One of my recent clients insisted that his shopping cart be created in WordPress and WP e-commerce. He made this decision because he wanted the software to be free, and that is one of the strengths that the Free/Open Source Software (FOSS) community has been leveraging for a long while. I even agree with some parts of the philosophy.
Unfortunately several of his products are highly customizable. When I say “highly,” I mean that there are over 2200 possible variations for at least two of his products. That is easy to understand when you start to talk about Color Choices x Length x Logos x &c. There are 10 variation categories. WP e-commerce wants to create a separate product item and title for each one of these so that you can clearly distinguish between what was purchased.
The endeavor is noble. I like to see exactly what the customer purchased. But WHY do we have to generate 2200+ unique titles when we save a product? And worse, WHY do we have to keep all of these possible modifications in server memory at the same time? Even worse, WHY do we have to see all 2200+ product titles the next time we try to edit the product? On the same page? The plain listing is more than 5 MB of HTML.
In a world where 8 GB of memory is becoming common, that may not sound like much but the parsed HTML is larger than what gets sent over the wire and browsers keep that data in memory for the sake of your “Back” button. There are also people who access their websites over cell phone networks or other mediums that charge by bandwidth usage. My client said that this “locked up” his computer – which probably just means that it was brought to a crawl. 5 MB can take a while to download and parse, especially on older hardware.

•••

WHAT YOU WILL DO —
Please continue the account of the WordPress shopping cart and its 2200+ product variations, picking up after its last paragraph and leaving the entries below aside.

•••

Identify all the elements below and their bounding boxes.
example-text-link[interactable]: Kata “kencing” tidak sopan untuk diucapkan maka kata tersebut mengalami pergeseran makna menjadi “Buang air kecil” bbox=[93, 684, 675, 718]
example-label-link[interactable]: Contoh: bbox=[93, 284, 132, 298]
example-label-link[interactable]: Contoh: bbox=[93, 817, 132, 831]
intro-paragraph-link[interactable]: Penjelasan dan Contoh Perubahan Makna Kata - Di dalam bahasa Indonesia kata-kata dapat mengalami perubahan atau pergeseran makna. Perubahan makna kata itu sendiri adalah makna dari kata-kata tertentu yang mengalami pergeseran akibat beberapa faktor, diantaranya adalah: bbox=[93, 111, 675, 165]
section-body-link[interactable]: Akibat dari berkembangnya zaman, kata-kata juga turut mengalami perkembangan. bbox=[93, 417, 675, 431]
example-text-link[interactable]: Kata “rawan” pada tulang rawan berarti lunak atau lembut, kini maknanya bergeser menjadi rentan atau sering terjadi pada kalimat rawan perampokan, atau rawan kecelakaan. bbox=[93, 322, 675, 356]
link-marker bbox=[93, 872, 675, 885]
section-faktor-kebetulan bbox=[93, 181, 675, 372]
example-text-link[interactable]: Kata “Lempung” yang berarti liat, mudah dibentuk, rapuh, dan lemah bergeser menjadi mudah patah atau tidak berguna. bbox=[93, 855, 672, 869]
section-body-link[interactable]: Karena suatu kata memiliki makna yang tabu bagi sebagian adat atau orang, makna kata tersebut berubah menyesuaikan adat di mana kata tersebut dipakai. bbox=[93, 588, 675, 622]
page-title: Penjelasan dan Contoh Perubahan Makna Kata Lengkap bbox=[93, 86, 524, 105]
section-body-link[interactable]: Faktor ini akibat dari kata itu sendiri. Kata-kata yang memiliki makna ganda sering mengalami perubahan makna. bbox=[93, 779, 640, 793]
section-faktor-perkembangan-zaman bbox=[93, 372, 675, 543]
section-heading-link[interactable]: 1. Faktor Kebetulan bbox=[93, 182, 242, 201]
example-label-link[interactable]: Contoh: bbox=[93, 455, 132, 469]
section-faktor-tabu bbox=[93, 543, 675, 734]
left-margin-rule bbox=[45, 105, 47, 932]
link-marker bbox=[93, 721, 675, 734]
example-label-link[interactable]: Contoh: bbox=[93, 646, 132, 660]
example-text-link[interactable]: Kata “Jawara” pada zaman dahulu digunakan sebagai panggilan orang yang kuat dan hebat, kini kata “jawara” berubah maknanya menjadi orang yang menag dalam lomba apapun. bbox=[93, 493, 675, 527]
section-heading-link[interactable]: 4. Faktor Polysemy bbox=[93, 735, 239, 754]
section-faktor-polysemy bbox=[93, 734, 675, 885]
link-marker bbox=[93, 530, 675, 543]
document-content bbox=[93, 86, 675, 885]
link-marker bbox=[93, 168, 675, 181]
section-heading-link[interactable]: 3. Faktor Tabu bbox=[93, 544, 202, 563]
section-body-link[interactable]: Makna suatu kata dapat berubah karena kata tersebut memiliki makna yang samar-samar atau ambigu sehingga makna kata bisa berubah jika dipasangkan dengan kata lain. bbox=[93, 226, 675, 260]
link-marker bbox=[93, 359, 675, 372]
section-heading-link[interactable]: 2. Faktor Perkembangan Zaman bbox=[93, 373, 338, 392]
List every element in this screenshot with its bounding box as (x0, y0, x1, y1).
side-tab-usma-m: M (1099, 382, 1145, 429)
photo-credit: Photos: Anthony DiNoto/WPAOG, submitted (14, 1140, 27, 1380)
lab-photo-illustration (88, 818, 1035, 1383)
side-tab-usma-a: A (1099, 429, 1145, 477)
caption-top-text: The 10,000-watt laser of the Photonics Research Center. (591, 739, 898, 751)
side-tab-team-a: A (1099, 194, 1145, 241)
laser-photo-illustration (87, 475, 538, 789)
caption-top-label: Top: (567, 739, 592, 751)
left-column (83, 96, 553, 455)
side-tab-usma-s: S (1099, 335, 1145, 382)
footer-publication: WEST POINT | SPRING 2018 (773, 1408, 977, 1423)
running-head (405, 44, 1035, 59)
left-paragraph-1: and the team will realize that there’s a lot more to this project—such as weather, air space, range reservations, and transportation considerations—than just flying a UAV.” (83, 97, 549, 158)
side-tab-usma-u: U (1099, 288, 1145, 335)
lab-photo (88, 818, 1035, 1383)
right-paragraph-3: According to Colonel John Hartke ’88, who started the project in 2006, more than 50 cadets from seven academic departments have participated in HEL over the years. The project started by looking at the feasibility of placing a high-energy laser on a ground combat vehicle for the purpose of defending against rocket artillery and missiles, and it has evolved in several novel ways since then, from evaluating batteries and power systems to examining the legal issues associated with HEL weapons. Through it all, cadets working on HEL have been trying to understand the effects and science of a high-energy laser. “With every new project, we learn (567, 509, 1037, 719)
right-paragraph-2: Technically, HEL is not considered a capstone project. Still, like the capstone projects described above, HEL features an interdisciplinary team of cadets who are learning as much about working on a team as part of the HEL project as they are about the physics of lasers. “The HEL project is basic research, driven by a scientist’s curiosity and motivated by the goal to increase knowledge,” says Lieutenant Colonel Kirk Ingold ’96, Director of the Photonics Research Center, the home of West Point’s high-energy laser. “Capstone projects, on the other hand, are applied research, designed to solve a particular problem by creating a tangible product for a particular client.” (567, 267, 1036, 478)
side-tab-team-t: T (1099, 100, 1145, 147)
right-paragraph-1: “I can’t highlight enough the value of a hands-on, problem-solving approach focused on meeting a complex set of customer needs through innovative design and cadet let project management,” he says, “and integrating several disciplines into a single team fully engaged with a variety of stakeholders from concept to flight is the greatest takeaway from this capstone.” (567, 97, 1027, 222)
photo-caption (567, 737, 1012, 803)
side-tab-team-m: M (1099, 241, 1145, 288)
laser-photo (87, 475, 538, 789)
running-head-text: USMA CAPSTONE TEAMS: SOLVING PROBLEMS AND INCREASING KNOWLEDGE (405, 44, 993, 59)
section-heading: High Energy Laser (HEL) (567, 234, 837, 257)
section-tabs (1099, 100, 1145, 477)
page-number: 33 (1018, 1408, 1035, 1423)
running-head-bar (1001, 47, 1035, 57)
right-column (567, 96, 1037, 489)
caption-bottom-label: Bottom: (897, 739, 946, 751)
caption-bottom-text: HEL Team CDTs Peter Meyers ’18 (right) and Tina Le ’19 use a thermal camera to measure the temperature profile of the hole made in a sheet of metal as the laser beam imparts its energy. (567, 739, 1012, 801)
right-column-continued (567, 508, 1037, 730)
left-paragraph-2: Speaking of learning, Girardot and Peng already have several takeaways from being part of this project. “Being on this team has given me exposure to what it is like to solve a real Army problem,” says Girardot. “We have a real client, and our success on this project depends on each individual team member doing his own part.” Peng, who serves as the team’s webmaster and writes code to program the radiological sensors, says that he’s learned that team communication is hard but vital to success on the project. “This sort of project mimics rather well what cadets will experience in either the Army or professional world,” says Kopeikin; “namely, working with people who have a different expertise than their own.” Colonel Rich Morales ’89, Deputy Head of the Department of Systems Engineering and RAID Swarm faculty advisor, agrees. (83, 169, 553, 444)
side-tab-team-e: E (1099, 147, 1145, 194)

•••

WRITTEN RESPONSE —
I modified WP e-commerce to generate these titles “as needed” instead of during product creation, and to not show the product modifier titles while editing the product (seriously, who is going to customize 2200+ titles for a single product?). That was when I noticed the next issue. After we configure the variations, you can view the product within the shopping cart. There are dropdowns for you to use in selecting your product modifiers, and then an AJAX request is fired off to ask how much the product is with those modifiers. I was getting errors like this from the AJAX query:
Fatal error: Allowed memory size of 67108864 bytes exhausted (tried to allocate 72 bytes) in ...
We exceeded 64 MB of memory in a price lookup? I mean, this is WordPress but 64 MB? It did not look like the code was dying near anything that I had modified, so I verified that it was not my fault with a Google search. Sure enough, this appears to be a common problem. And here I thought my custom shopping cart software was using a lot of memory at 6 MB per page load, or that a commercial solution was bad at 15 MB. I had to up the WordPress memory limit to a 128 MB cap per page load.
Despite my actions, one of the long-time users asked about this so non-nonchalantly that I am still shaking my head:
Hmmm why not just up the PHP memory limit?
We should not have to. That is a lot of server memory to expend on an AJAX request which happens every time an end user clicks on a dropdown.
I offered to patch some of these issues so that my client could upgrade his software without fear of losing our ‘customizations,’ my forum post was deleted. Maybe I have to purchase “Premium Support” to contribute a fix? Sometimes “free” is not always better.
UPDATE: After rewriting their product modifier code, the administrative product listing page was still maxing out its execution time on a semi-regular basis. It turns out that WP e-commerce loads all of the product’s variations (some have 2200+!) for each and every column in the table. There are 10 columns, multiplied by the default pagination of 20 products. On this site alone, that opens the possibility of WordPress processing over 440,000 table rows through filters and whatnot on a single page load. Of course this total depends on the exact products that appear on the page, but the right search terms will work wonders for killing server CPU.